> CHALLENGE:
Do not carry the pictures over; copy every other part of the entries exactly.

> TASK INPUT:
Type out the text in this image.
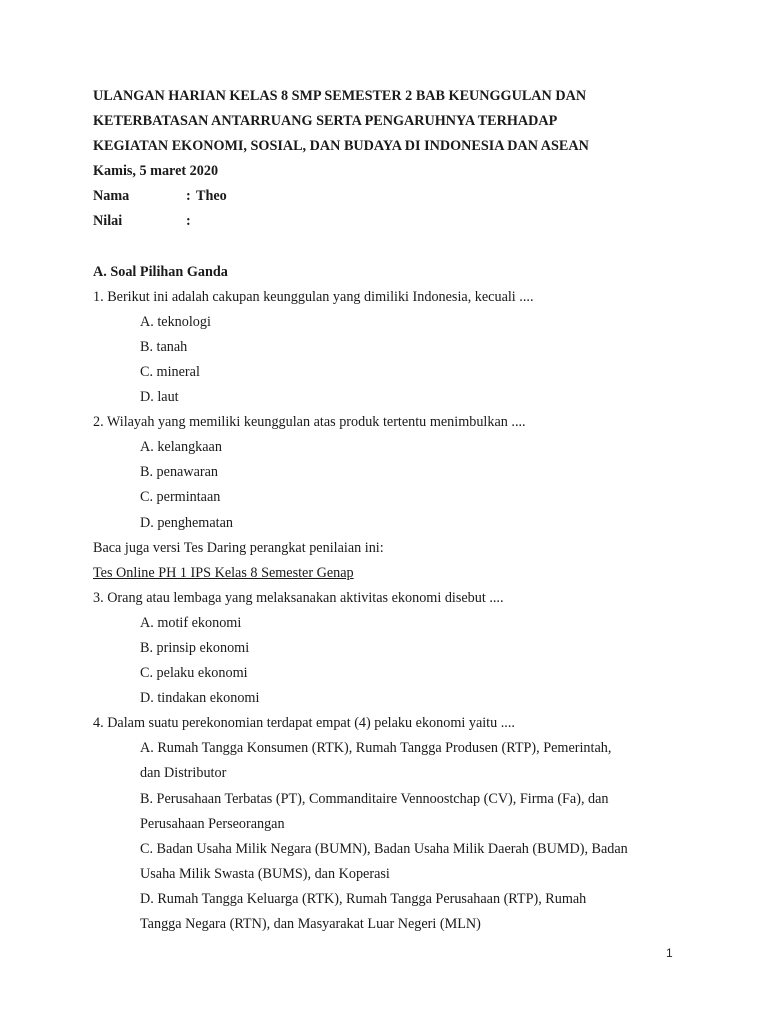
ULANGAN HARIAN KELAS 8 SMP SEMESTER 2 BAB KEUNGGULAN DAN
KETERBATASAN ANTARRUANG SERTA PENGARUHNYA TERHADAP
KEGIATAN EKONOMI, SOSIAL, DAN BUDAYA DI INDONESIA DAN ASEAN
Kamis, 5 maret 2020
Nama	: Theo
Nilai	:
A. Soal Pilihan Ganda
1. Berikut ini adalah cakupan keunggulan yang dimiliki Indonesia, kecuali ....
A. teknologi
B. tanah
C. mineral
D. laut
2. Wilayah yang memiliki keunggulan atas produk tertentu menimbulkan ....
A. kelangkaan
B. penawaran
C. permintaan
D. penghematan
Baca juga versi Tes Daring perangkat penilaian ini:
Tes Online PH 1 IPS Kelas 8 Semester Genap
3. Orang atau lembaga yang melaksanakan aktivitas ekonomi disebut ....
A. motif ekonomi
B. prinsip ekonomi
C. pelaku ekonomi
D. tindakan ekonomi
4. Dalam suatu perekonomian terdapat empat (4) pelaku ekonomi yaitu ....
A. Rumah Tangga Konsumen (RTK), Rumah Tangga Produsen (RTP), Pemerintah,
dan Distributor
B. Perusahaan Terbatas (PT), Commanditaire Vennoostchap (CV), Firma (Fa), dan
Perusahaan Perseorangan
C. Badan Usaha Milik Negara (BUMN), Badan Usaha Milik Daerah (BUMD), Badan
Usaha Milik Swasta (BUMS), dan Koperasi
D. Rumah Tangga Keluarga (RTK), Rumah Tangga Perusahaan (RTP), Rumah
Tangga Negara (RTN), dan Masyarakat Luar Negeri (MLN)
1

> RESULT OF THE EXERCISE:
Type out the text in this image.
ULANGAN HARIAN KELAS 8 SMP SEMESTER 2 BAB KEUNGGULAN DAN
KETERBATASAN ANTARRUANG SERTA PENGARUHNYA TERHADAP
KEGIATAN EKONOMI, SOSIAL, DAN BUDAYA DI INDONESIA DAN ASEAN
Kamis, 5 maret 2020
Nama	: Theo
Nilai	:
A. Soal Pilihan Ganda
1. Berikut ini adalah cakupan keunggulan yang dimiliki Indonesia, kecuali ....
A. teknologi
B. tanah
C. mineral
D. laut
2. Wilayah yang memiliki keunggulan atas produk tertentu menimbulkan ....
A. kelangkaan
B. penawaran
C. permintaan
D. penghematan
Baca juga versi Tes Daring perangkat penilaian ini:
Tes Online PH 1 IPS Kelas 8 Semester Genap
3. Orang atau lembaga yang melaksanakan aktivitas ekonomi disebut ....
A. motif ekonomi
B. prinsip ekonomi
C. pelaku ekonomi
D. tindakan ekonomi
4. Dalam suatu perekonomian terdapat empat (4) pelaku ekonomi yaitu ....
A. Rumah Tangga Konsumen (RTK), Rumah Tangga Produsen (RTP), Pemerintah,
dan Distributor
B. Perusahaan Terbatas (PT), Commanditaire Vennoostchap (CV), Firma (Fa), dan
Perusahaan Perseorangan
C. Badan Usaha Milik Negara (BUMN), Badan Usaha Milik Daerah (BUMD), Badan
Usaha Milik Swasta (BUMS), dan Koperasi
D. Rumah Tangga Keluarga (RTK), Rumah Tangga Perusahaan (RTP), Rumah
Tangga Negara (RTN), dan Masyarakat Luar Negeri (MLN)
1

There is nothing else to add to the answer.